=== AIM OF THE EXERCISE ===
For each statement, say yes or no to whether it agrees with the text on the microwave landing system below, and quote the words of the text that decide it. (a) MLS was meant to replace or supplement ILS. (b) Most existing MLS systems in North America are still in operation. (c) GPS-based systems such as WAAS need equipment installed at the airport.

=== EXTRACTED TEXT ===
The microwave landing system (MLS) is an all-weather, precision radio guidance system intended to be installed at large airports to assist aircraft in landing, including 'blind landings'. MLS enables an approaching aircraft to determine when it is aligned with the destination runway and on the correct glidepath for a safe landing. MLS was intended to replace or supplement the instrument landing systems (ILS). MLS has a number of operational advantages over ILS, including a wider selection of channels to avoid interference with nearby installations, excellent performance in all weather, a small "footprint" at the airports, and wide vertical and horizontal "capture" angles that allowed approaches from wider areas around the airport.

Although some MLS systems became operational in the 1990s, the widespread deployment envisioned by some aviation agencies never became a reality. There were two reasons: (economic) while technically superior to ILS, MLS did not offer sufficiently greater capabilities to justify adding MLS receivers to aircraft equipage; and (potentially superior third system) GPS-based systems, notably WAAS, allowed the expectation of a similar level of positioning with no equipment needed at the airport. GPS/WAAS dramatically lowers an airport's cost of implementing approaches with vertical guidance, which is particularly important at small airports. For these reasons, most existing MLS systems in North America have been turned off. GPS/WAAS-based LPV 'Localizer Performance with Vertical guidance' approaches provide vertical guidance comparable to ILS Category I and FAA-published LPV approaches currently outnumber ILS approaches at US airports.

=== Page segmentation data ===
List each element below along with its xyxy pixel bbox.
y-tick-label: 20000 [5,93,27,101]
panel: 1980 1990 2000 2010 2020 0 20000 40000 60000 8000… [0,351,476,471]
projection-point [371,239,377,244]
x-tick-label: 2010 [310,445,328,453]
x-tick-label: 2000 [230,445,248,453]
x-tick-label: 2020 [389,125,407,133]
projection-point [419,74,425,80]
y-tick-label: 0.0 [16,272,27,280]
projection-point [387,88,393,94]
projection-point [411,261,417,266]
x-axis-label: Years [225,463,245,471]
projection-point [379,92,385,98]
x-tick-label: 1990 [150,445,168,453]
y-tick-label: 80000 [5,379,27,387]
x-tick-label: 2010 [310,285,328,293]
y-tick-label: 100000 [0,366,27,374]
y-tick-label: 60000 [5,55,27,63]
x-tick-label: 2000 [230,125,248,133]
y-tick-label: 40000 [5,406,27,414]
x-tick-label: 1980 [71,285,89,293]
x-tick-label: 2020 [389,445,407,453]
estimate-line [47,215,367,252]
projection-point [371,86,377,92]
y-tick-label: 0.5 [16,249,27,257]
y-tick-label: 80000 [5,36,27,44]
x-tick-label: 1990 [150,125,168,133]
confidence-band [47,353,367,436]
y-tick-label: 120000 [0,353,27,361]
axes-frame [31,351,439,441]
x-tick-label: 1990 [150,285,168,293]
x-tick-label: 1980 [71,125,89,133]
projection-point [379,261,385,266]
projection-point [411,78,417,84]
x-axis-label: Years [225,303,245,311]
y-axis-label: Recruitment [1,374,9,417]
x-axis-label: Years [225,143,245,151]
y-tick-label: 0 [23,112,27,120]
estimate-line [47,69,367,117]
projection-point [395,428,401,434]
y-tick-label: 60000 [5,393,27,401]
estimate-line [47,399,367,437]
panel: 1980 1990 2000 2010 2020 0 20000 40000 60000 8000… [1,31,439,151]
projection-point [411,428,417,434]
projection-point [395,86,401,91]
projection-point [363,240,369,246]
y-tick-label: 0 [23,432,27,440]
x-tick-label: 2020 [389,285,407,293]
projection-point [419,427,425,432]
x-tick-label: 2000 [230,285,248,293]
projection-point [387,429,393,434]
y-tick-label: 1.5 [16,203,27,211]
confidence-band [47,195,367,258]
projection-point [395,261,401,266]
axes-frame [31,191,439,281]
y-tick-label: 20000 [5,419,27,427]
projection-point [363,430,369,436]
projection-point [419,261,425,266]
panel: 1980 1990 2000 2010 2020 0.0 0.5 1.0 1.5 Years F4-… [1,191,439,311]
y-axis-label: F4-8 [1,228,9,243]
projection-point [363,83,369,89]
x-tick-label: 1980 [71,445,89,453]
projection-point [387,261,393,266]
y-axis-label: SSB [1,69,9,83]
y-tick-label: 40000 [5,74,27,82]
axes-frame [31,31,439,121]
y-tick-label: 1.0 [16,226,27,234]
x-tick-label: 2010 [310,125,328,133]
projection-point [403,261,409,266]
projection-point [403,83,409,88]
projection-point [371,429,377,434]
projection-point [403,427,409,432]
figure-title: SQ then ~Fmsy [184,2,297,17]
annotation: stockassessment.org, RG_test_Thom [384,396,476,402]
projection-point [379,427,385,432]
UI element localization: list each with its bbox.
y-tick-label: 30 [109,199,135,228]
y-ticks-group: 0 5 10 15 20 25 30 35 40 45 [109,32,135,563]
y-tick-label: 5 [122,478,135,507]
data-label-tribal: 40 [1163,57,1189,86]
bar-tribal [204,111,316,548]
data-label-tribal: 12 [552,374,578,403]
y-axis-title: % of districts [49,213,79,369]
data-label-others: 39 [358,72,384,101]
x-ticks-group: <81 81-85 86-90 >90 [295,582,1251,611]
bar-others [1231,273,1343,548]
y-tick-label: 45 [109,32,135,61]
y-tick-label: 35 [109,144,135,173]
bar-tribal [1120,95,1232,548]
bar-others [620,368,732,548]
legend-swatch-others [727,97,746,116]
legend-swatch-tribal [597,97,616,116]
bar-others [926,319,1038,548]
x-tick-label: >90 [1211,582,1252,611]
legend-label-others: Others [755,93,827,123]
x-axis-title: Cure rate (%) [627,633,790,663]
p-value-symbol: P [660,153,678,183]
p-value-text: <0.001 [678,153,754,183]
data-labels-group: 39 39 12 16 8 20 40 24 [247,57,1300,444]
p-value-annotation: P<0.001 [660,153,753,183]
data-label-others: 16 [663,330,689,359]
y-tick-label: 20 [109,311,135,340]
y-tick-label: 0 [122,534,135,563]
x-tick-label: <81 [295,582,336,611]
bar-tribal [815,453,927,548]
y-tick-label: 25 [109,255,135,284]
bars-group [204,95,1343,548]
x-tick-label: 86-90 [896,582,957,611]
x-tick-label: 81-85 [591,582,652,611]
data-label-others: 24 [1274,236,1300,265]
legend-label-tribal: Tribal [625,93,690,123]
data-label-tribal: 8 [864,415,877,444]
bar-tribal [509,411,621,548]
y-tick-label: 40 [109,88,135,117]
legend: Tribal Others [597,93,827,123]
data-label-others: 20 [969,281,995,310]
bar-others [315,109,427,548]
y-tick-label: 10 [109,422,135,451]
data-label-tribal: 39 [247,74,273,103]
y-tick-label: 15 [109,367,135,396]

=== FINISHED TASK ===
(a) Yes: "MLS was intended to replace or supplement the instrument landing systems (ILS)."
(b) No: "most existing MLS systems in North America have been turned off."
(c) No: "with no equipment needed at the airport."